Objective
Write down each entry again, exactly as it reads.

The records
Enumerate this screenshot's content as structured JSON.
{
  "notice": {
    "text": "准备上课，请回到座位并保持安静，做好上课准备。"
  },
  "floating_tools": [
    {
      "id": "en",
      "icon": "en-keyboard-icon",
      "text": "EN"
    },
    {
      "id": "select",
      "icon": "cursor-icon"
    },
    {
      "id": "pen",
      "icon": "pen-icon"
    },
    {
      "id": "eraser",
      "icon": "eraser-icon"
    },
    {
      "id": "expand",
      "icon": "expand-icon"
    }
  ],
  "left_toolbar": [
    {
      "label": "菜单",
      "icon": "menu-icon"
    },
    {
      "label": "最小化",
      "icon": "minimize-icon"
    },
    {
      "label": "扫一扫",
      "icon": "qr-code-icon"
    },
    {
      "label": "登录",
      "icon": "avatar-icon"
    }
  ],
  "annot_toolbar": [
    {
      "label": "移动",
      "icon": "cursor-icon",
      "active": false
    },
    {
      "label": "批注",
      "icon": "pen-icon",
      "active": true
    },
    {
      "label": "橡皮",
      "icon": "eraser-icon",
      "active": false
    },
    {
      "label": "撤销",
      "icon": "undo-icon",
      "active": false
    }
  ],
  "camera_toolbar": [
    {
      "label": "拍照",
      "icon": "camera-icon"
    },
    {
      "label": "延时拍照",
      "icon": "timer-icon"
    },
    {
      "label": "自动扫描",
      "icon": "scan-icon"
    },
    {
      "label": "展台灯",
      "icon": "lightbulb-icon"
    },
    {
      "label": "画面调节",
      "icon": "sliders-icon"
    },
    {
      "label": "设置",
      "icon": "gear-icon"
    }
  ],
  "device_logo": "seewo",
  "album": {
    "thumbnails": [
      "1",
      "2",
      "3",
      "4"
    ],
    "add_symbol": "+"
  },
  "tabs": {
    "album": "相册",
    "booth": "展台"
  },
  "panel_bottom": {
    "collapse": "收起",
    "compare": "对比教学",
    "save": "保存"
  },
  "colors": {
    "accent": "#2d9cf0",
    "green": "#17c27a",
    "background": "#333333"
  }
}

Solution to this task
Enumerate this screenshot's content as structured JSON.
{
  "notice": {
    "text": "准备上课，请回到座位并保持安静，做好上课准备。"
  },
  "floating_tools": [
    {
      "id": "en",
      "icon": "en-keyboard-icon",
      "text": "EN"
    },
    {
      "id": "select",
      "icon": "cursor-icon"
    },
    {
      "id": "pen",
      "icon": "pen-icon"
    },
    {
      "id": "eraser",
      "icon": "eraser-icon"
    },
    {
      "id": "expand",
      "icon": "expand-icon"
    }
  ],
  "left_toolbar": [
    {
      "label": "菜单",
      "icon": "menu-icon"
    },
    {
      "label": "最小化",
      "icon": "minimize-icon"
    },
    {
      "label": "扫一扫",
      "icon": "qr-code-icon"
    },
    {
      "label": "登录",
      "icon": "avatar-icon"
    }
  ],
  "annot_toolbar": [
    {
      "label": "移动",
      "icon": "cursor-icon",
      "active": false
    },
    {
      "label": "批注",
      "icon": "pen-icon",
      "active": true
    },
    {
      "label": "橡皮",
      "icon": "eraser-icon",
      "active": false
    },
    {
      "label": "撤销",
      "icon": "undo-icon",
      "active": false
    }
  ],
  "camera_toolbar": [
    {
      "label": "拍照",
      "icon": "camera-icon"
    },
    {
      "label": "延时拍照",
      "icon": "timer-icon"
    },
    {
      "label": "自动扫描",
      "icon": "scan-icon"
    },
    {
      "label": "展台灯",
      "icon": "lightbulb-icon"
    },
    {
      "label": "画面调节",
      "icon": "sliders-icon"
    },
    {
      "label": "设置",
      "icon": "gear-icon"
    }
  ],
  "device_logo": "seewo",
  "album": {
    "thumbnails": [
      "1",
      "2",
      "3",
      "4"
    ],
    "add_symbol": "+"
  },
  "tabs": {
    "album": "相册",
    "booth": "展台"
  },
  "panel_bottom": {
    "collapse": "收起",
    "compare": "对比教学",
    "save": "保存"
  },
  "colors": {
    "accent": "#2d9cf0",
    "green": "#17c27a",
    "background": "#333333"
  }
}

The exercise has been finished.